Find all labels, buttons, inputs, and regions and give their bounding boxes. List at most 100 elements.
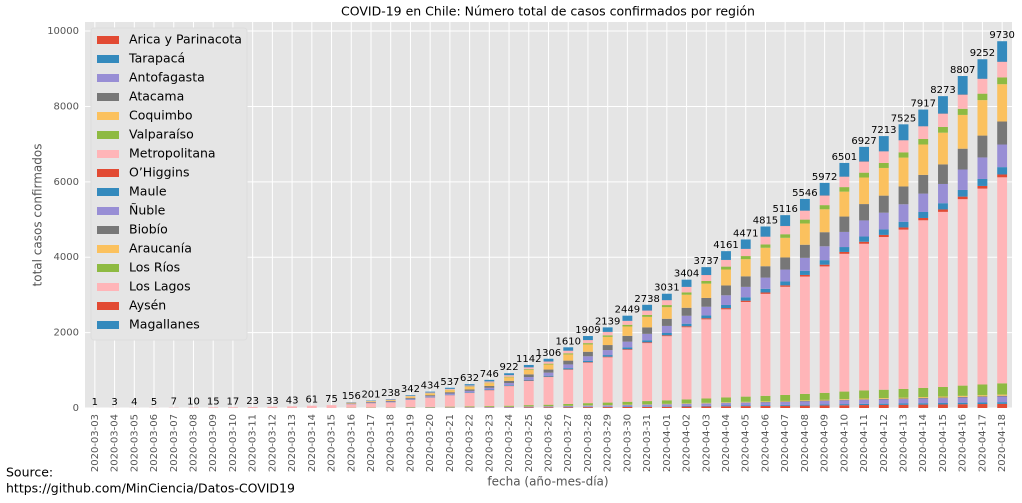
bar-segment <box>760 293 771 396</box>
total-label: 17 <box>227 396 240 407</box>
bar-segment <box>859 236 870 242</box>
bar-segment <box>622 405 633 407</box>
bar-segment <box>721 403 731 406</box>
bar-segment <box>681 315 692 324</box>
bar-segment <box>721 251 731 260</box>
bar-segment <box>681 405 692 407</box>
bar-segment <box>444 406 455 408</box>
bar-segment <box>859 172 870 178</box>
bar-segment <box>740 402 751 406</box>
bar-segment <box>799 393 810 401</box>
total-label: 6501 <box>832 152 857 163</box>
bar-segment <box>878 195 889 213</box>
bar-segment <box>878 403 889 405</box>
y-tick-label: 8000 <box>54 101 79 112</box>
bar-segment <box>740 259 751 277</box>
bar-segment <box>602 357 613 403</box>
legend-label: O’Higgins <box>129 165 189 180</box>
x-tick-label: 2020-03-12 <box>267 414 278 472</box>
bar-segment <box>997 84 1008 122</box>
bar-segment <box>859 243 870 391</box>
y-tick-label: 10000 <box>47 26 79 37</box>
bar-segment <box>918 398 929 404</box>
bar-segment <box>701 306 712 316</box>
legend-label: Los Ríos <box>129 260 180 275</box>
bar-segment <box>701 275 712 282</box>
bar-segment <box>918 397 929 399</box>
bar-segment <box>878 398 889 399</box>
total-label: 61 <box>305 395 318 406</box>
x-tick-label: 2020-03-27 <box>563 414 574 472</box>
bar-segment <box>938 397 948 399</box>
bar-segment <box>878 389 889 399</box>
bar-segment <box>938 183 948 204</box>
bar-segment <box>839 247 850 252</box>
x-tick-label: 2020-03-17 <box>366 414 377 472</box>
bar-segment <box>602 355 613 357</box>
bar-segment <box>780 215 791 226</box>
bar-segment <box>622 320 633 325</box>
y-tick-label: 6000 <box>54 177 79 188</box>
bar-segment <box>504 406 514 408</box>
bar-segment <box>484 406 495 407</box>
bar-segment <box>957 402 968 405</box>
bar-segment <box>819 195 830 206</box>
bar-segment <box>523 374 534 378</box>
bar-segment <box>799 223 810 245</box>
bar-segment <box>898 403 909 405</box>
bar-segment <box>701 405 712 407</box>
bar-segment <box>721 406 731 408</box>
bar-segment <box>977 157 988 179</box>
bar-segment <box>543 363 554 365</box>
bars <box>89 41 1008 408</box>
bar-segment <box>859 146 870 162</box>
bar-segment <box>523 380 534 406</box>
bar-segment <box>938 398 948 404</box>
bar-segment <box>701 283 712 298</box>
legend-swatch <box>97 321 119 329</box>
bar-segment <box>661 325 672 333</box>
bar-segment <box>583 362 593 404</box>
x-tick-label: 2020-04-04 <box>721 414 732 472</box>
bar-segment <box>504 377 514 381</box>
total-label: 4161 <box>713 240 738 251</box>
bar-segment <box>859 398 870 400</box>
bar-segment <box>799 405 810 408</box>
legend-swatch <box>97 169 119 177</box>
legend-swatch <box>97 74 119 82</box>
bar-segment <box>504 376 514 378</box>
bar-segment <box>425 395 436 397</box>
bar-segment <box>642 406 653 408</box>
bar-segment <box>859 405 870 408</box>
x-tick-label: 2020-03-15 <box>327 414 338 472</box>
bar-segment <box>425 391 436 393</box>
bar-segment <box>839 176 850 188</box>
legend-label: Araucanía <box>129 241 192 256</box>
bar-segment <box>839 400 850 405</box>
x-tick-label: 2020-04-17 <box>977 414 988 472</box>
bar-segment <box>839 391 850 400</box>
bar-segment <box>780 405 791 408</box>
x-tick-label: 2020-04-05 <box>741 414 752 472</box>
x-axis-label: fecha (año-mes-día) <box>487 475 608 489</box>
bar-segment <box>681 286 692 293</box>
bar-segment <box>405 399 416 408</box>
x-tick-label: 2020-04-08 <box>800 414 811 472</box>
bar-segment <box>859 399 870 400</box>
bar-segment <box>583 405 593 407</box>
bar-segment <box>366 403 376 408</box>
x-tick-label: 2020-03-28 <box>583 414 594 472</box>
bar-segment <box>878 136 889 152</box>
bar-segment <box>799 219 810 224</box>
bar-segment <box>878 212 889 230</box>
bar-segment <box>819 392 830 400</box>
total-label: 23 <box>246 396 259 407</box>
bar-segment <box>504 405 514 407</box>
bar-segment <box>819 205 830 210</box>
bar-segment <box>740 239 751 249</box>
legend-swatch <box>97 188 119 196</box>
bar-segment <box>563 368 574 370</box>
bar-segment <box>661 305 672 308</box>
bar-segment <box>622 349 633 350</box>
bar-segment <box>405 396 416 398</box>
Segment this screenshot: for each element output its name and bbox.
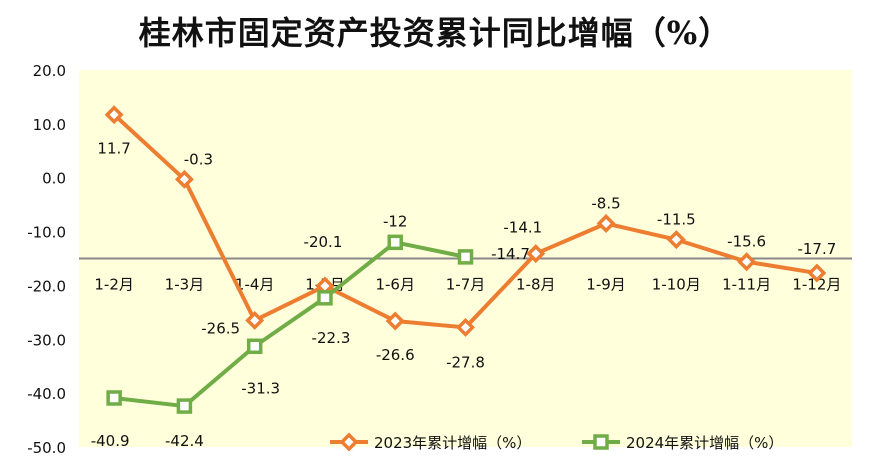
data-point-marker (104, 105, 124, 125)
data-label: -17.7 (797, 240, 836, 258)
data-point-marker (526, 244, 546, 264)
data-point-marker (106, 390, 122, 406)
y-tick-label: -40.0 (27, 385, 66, 403)
data-label: -20.1 (304, 233, 343, 251)
data-point-marker (457, 249, 474, 265)
data-point-marker (245, 310, 265, 330)
data-label: -0.3 (184, 150, 213, 168)
data-point-marker (456, 317, 475, 337)
data-label: -42.4 (165, 432, 204, 450)
data-point-marker (807, 263, 827, 283)
y-tick-label: -20.0 (27, 277, 66, 295)
legend-marker-diamond-icon (339, 432, 359, 452)
data-label: -31.3 (241, 379, 280, 397)
y-tick-label: 10.0 (33, 116, 66, 134)
x-tick-label: 1-7月 (446, 276, 486, 294)
data-point-marker (737, 252, 757, 272)
data-label: -40.9 (91, 432, 130, 450)
data-label: 11.7 (97, 140, 130, 158)
data-label: -11.5 (657, 211, 696, 229)
legend-label: 2023年累计增幅（%） (374, 434, 531, 452)
data-label: -14.7 (491, 245, 530, 263)
x-tick-label: 1-3月 (165, 276, 205, 294)
legend-label: 2024年累计增幅（%） (626, 434, 783, 452)
x-tick-label: 1-4月 (235, 276, 275, 294)
data-label: -15.6 (727, 233, 766, 251)
y-tick-label: -10.0 (27, 224, 66, 242)
data-label: -22.3 (312, 329, 351, 347)
series-line-2024 (113, 240, 466, 409)
x-tick-label: 1-8月 (516, 276, 556, 294)
data-point-marker (596, 214, 616, 233)
data-label: -14.1 (503, 219, 542, 237)
data-point-marker (174, 169, 194, 189)
data-label: -26.6 (376, 346, 415, 364)
x-tick-label: 1-6月 (375, 276, 415, 294)
data-point-marker (317, 290, 333, 306)
x-tick-label: 1-2月 (94, 276, 134, 294)
x-tick-label: 1-10月 (652, 276, 701, 294)
data-point-marker (387, 234, 403, 251)
x-tick-label: 1-9月 (586, 276, 626, 294)
y-tick-label: 0.0 (42, 170, 66, 188)
data-label: -8.5 (591, 194, 620, 212)
data-point-marker (666, 230, 686, 250)
chart-title: 桂林市固定资产投资累计同比增幅（%） (138, 14, 732, 52)
legend-marker-square-icon (593, 434, 609, 450)
y-tick-label: -50.0 (27, 439, 66, 457)
data-label: -27.8 (446, 353, 485, 371)
data-point-marker (246, 338, 263, 355)
data-label: -26.5 (201, 319, 240, 337)
y-tick-label: -30.0 (27, 331, 66, 349)
data-label: -12 (383, 212, 408, 230)
x-tick-label: 1-12月 (792, 276, 841, 294)
x-tick-label: 1-11月 (722, 276, 771, 294)
data-point-marker (385, 311, 405, 331)
data-point-marker (176, 398, 193, 414)
y-tick-label: 20.0 (33, 62, 66, 80)
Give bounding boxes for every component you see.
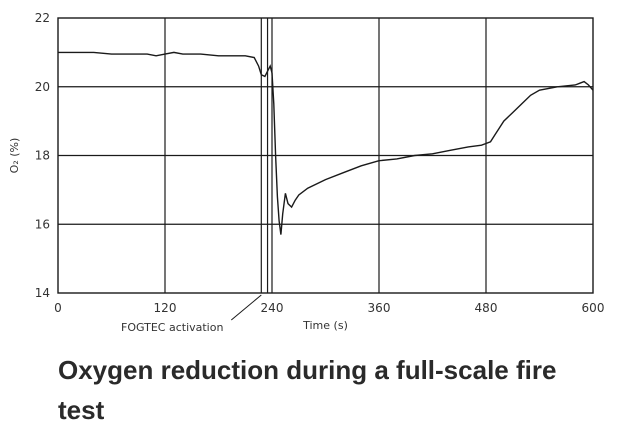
x-tick-label: 600 bbox=[582, 301, 605, 315]
x-tick-label: 120 bbox=[154, 301, 177, 315]
y-axis-label: O₂ (%) bbox=[8, 138, 21, 174]
grid-lines bbox=[58, 18, 593, 293]
x-tick-labels: 0 120 240 360 480 600 bbox=[54, 301, 604, 315]
annotation-lines bbox=[260, 18, 269, 293]
y-tick-label: 16 bbox=[35, 217, 50, 231]
x-axis-label: Time (s) bbox=[302, 319, 348, 332]
annotation-fogtec-activation: FOGTEC activation bbox=[121, 321, 223, 334]
y-tick-label: 14 bbox=[35, 286, 50, 300]
y-tick-label: 20 bbox=[35, 80, 50, 94]
o2-line-chart: 14 16 18 20 22 0 120 240 360 480 600 O₂ (%) Time … bbox=[8, 11, 604, 334]
y-tick-label: 22 bbox=[35, 11, 50, 25]
y-tick-labels: 14 16 18 20 22 bbox=[35, 11, 50, 300]
y-tick-label: 18 bbox=[35, 149, 50, 163]
x-tick-label: 240 bbox=[261, 301, 284, 315]
plot-frame bbox=[57, 17, 594, 294]
chart-caption: Oxygen reduction during a full-scale fir… bbox=[58, 355, 557, 425]
o2-series-line bbox=[58, 51, 594, 235]
annotation-leader-line bbox=[230, 294, 262, 321]
x-tick-label: 480 bbox=[475, 301, 498, 315]
x-tick-label: 360 bbox=[368, 301, 391, 315]
x-tick-label: 0 bbox=[54, 301, 62, 315]
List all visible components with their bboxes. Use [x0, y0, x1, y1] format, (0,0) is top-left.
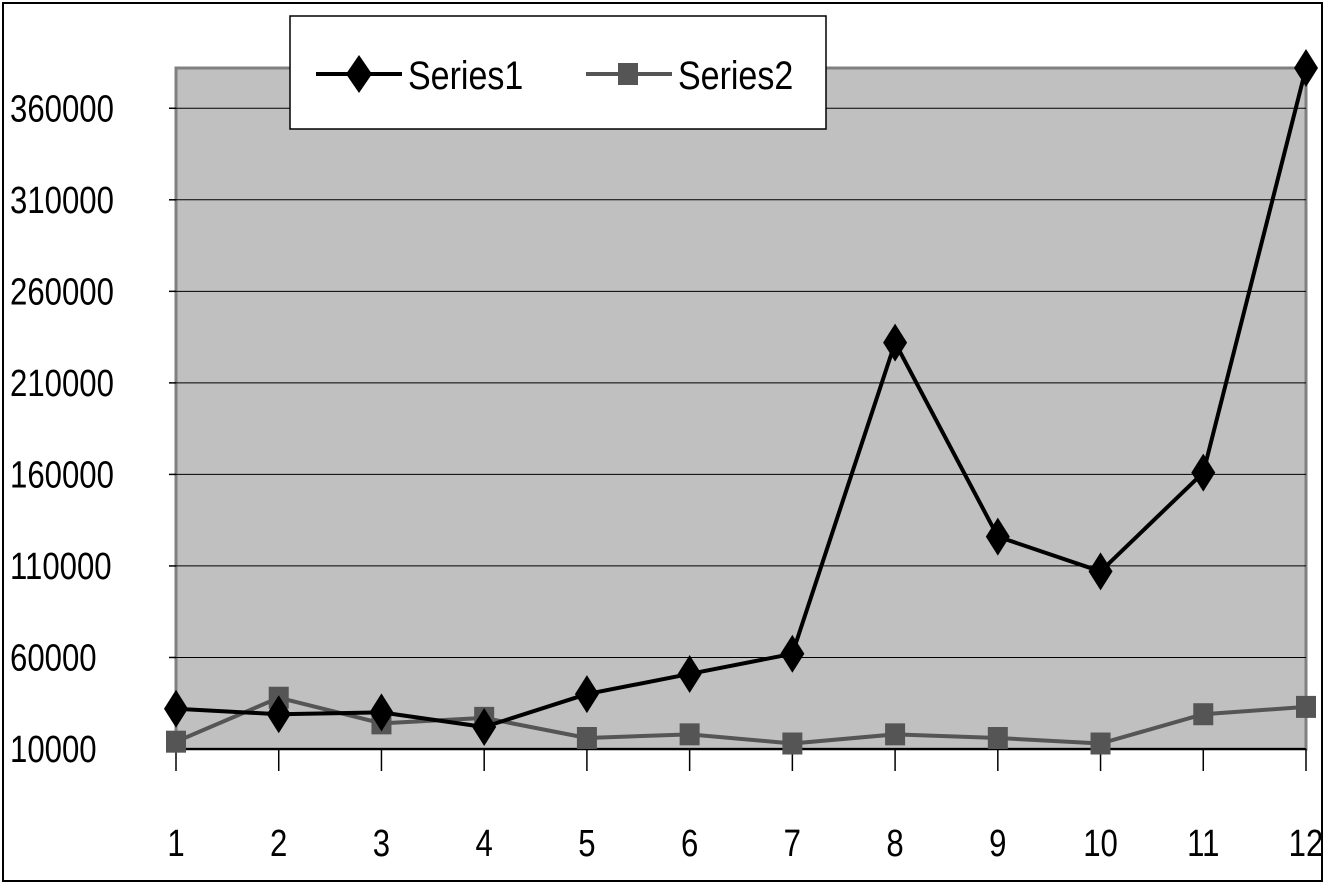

> _Task to complete_:
Rewrite the lines between the one holding "bar-segment <box>760 293 771 396</box>" and the one holding "y-tick-label: 6000 <box>54 177 79 188</box>", inclusive, with "total-label" changed to "stack-total" and nothing else altered. Return only those lines.

> _Finished answer_:
bar-segment <box>760 293 771 396</box>
stack-total: 17 <box>227 396 240 407</box>
bar-segment <box>859 236 870 242</box>
bar-segment <box>622 405 633 407</box>
bar-segment <box>721 403 731 406</box>
bar-segment <box>681 315 692 324</box>
bar-segment <box>721 251 731 260</box>
bar-segment <box>681 405 692 407</box>
bar-segment <box>444 406 455 408</box>
bar-segment <box>859 172 870 178</box>
bar-segment <box>740 402 751 406</box>
bar-segment <box>799 393 810 401</box>
stack-total: 6501 <box>832 152 857 163</box>
bar-segment <box>878 195 889 213</box>
bar-segment <box>878 403 889 405</box>
y-tick-label: 8000 <box>54 101 79 112</box>
bar-segment <box>740 259 751 277</box>
bar-segment <box>602 357 613 403</box>
legend-label: O’Higgins <box>129 165 189 180</box>
x-tick-label: 2020-03-12 <box>267 414 278 472</box>
bar-segment <box>997 84 1008 122</box>
bar-segment <box>859 243 870 391</box>
y-tick-label: 10000 <box>47 26 79 37</box>
bar-segment <box>918 398 929 404</box>
bar-segment <box>701 306 712 316</box>
legend-label: Los Ríos <box>129 260 180 275</box>
bar-segment <box>701 275 712 282</box>
bar-segment <box>918 397 929 399</box>
bar-segment <box>878 398 889 399</box>
stack-total: 61 <box>305 395 318 406</box>
x-tick-label: 2020-03-27 <box>563 414 574 472</box>
bar-segment <box>938 397 948 399</box>
bar-segment <box>878 389 889 399</box>
bar-segment <box>938 183 948 204</box>
bar-segment <box>839 247 850 252</box>
x-tick-label: 2020-03-17 <box>366 414 377 472</box>
bar-segment <box>602 355 613 357</box>
bar-segment <box>780 215 791 226</box>
bar-segment <box>622 320 633 325</box>
y-tick-label: 6000 <box>54 177 79 188</box>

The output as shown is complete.